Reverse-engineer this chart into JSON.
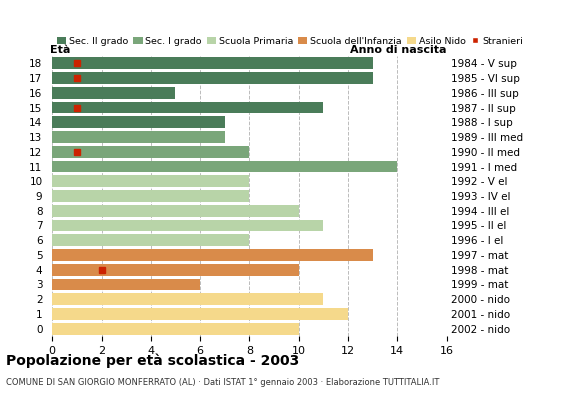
{
  "ages": [
    18,
    17,
    16,
    15,
    14,
    13,
    12,
    11,
    10,
    9,
    8,
    7,
    6,
    5,
    4,
    3,
    2,
    1,
    0
  ],
  "years": [
    "1984 - V sup",
    "1985 - VI sup",
    "1986 - III sup",
    "1987 - II sup",
    "1988 - I sup",
    "1989 - III med",
    "1990 - II med",
    "1991 - I med",
    "1992 - V el",
    "1993 - IV el",
    "1994 - III el",
    "1995 - II el",
    "1996 - I el",
    "1997 - mat",
    "1998 - mat",
    "1999 - mat",
    "2000 - nido",
    "2001 - nido",
    "2002 - nido"
  ],
  "values": [
    13,
    13,
    5,
    11,
    7,
    7,
    8,
    14,
    8,
    8,
    10,
    11,
    8,
    13,
    10,
    6,
    11,
    12,
    10
  ],
  "stranieri": [
    1,
    1,
    0,
    1,
    0,
    0,
    1,
    0,
    0,
    0,
    0,
    0,
    0,
    0,
    2,
    0,
    0,
    0,
    0
  ],
  "colors": {
    "sec2": "#4a7c59",
    "sec1": "#7aa67a",
    "primaria": "#b8d4a8",
    "infanzia": "#d98b4a",
    "nido": "#f5d98b",
    "stranieri": "#cc2200"
  },
  "bar_colors": [
    "#4a7c59",
    "#4a7c59",
    "#4a7c59",
    "#4a7c59",
    "#4a7c59",
    "#7aa67a",
    "#7aa67a",
    "#7aa67a",
    "#b8d4a8",
    "#b8d4a8",
    "#b8d4a8",
    "#b8d4a8",
    "#b8d4a8",
    "#d98b4a",
    "#d98b4a",
    "#d98b4a",
    "#f5d98b",
    "#f5d98b",
    "#f5d98b"
  ],
  "legend_labels": [
    "Sec. II grado",
    "Sec. I grado",
    "Scuola Primaria",
    "Scuola dell'Infanzia",
    "Asilo Nido",
    "Stranieri"
  ],
  "legend_colors": [
    "#4a7c59",
    "#7aa67a",
    "#b8d4a8",
    "#d98b4a",
    "#f5d98b",
    "#cc2200"
  ],
  "title": "Popolazione per età scolastica - 2003",
  "subtitle": "COMUNE DI SAN GIORGIO MONFERRATO (AL) · Dati ISTAT 1° gennaio 2003 · Elaborazione TUTTITALIA.IT",
  "eta_label": "Età",
  "anno_label": "Anno di nascita",
  "xlim": [
    0,
    16
  ],
  "xticks": [
    0,
    2,
    4,
    6,
    8,
    10,
    12,
    14,
    16
  ],
  "bg_color": "#ffffff",
  "bar_height": 0.8
}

# Task brief
Without the pictures, restate all of the entries above verbatim.

# Answer to the exercise
Reverse-engineer this chart into JSON.
{
  "ages": [
    18,
    17,
    16,
    15,
    14,
    13,
    12,
    11,
    10,
    9,
    8,
    7,
    6,
    5,
    4,
    3,
    2,
    1,
    0
  ],
  "years": [
    "1984 - V sup",
    "1985 - VI sup",
    "1986 - III sup",
    "1987 - II sup",
    "1988 - I sup",
    "1989 - III med",
    "1990 - II med",
    "1991 - I med",
    "1992 - V el",
    "1993 - IV el",
    "1994 - III el",
    "1995 - II el",
    "1996 - I el",
    "1997 - mat",
    "1998 - mat",
    "1999 - mat",
    "2000 - nido",
    "2001 - nido",
    "2002 - nido"
  ],
  "values": [
    13,
    13,
    5,
    11,
    7,
    7,
    8,
    14,
    8,
    8,
    10,
    11,
    8,
    13,
    10,
    6,
    11,
    12,
    10
  ],
  "stranieri": [
    1,
    1,
    0,
    1,
    0,
    0,
    1,
    0,
    0,
    0,
    0,
    0,
    0,
    0,
    2,
    0,
    0,
    0,
    0
  ],
  "colors": {
    "sec2": "#4a7c59",
    "sec1": "#7aa67a",
    "primaria": "#b8d4a8",
    "infanzia": "#d98b4a",
    "nido": "#f5d98b",
    "stranieri": "#cc2200"
  },
  "bar_colors": [
    "#4a7c59",
    "#4a7c59",
    "#4a7c59",
    "#4a7c59",
    "#4a7c59",
    "#7aa67a",
    "#7aa67a",
    "#7aa67a",
    "#b8d4a8",
    "#b8d4a8",
    "#b8d4a8",
    "#b8d4a8",
    "#b8d4a8",
    "#d98b4a",
    "#d98b4a",
    "#d98b4a",
    "#f5d98b",
    "#f5d98b",
    "#f5d98b"
  ],
  "legend_labels": [
    "Sec. II grado",
    "Sec. I grado",
    "Scuola Primaria",
    "Scuola dell'Infanzia",
    "Asilo Nido",
    "Stranieri"
  ],
  "legend_colors": [
    "#4a7c59",
    "#7aa67a",
    "#b8d4a8",
    "#d98b4a",
    "#f5d98b",
    "#cc2200"
  ],
  "title": "Popolazione per età scolastica - 2003",
  "subtitle": "COMUNE DI SAN GIORGIO MONFERRATO (AL) · Dati ISTAT 1° gennaio 2003 · Elaborazione TUTTITALIA.IT",
  "eta_label": "Età",
  "anno_label": "Anno di nascita",
  "xlim": [
    0,
    16
  ],
  "xticks": [
    0,
    2,
    4,
    6,
    8,
    10,
    12,
    14,
    16
  ],
  "bg_color": "#ffffff",
  "bar_height": 0.8
}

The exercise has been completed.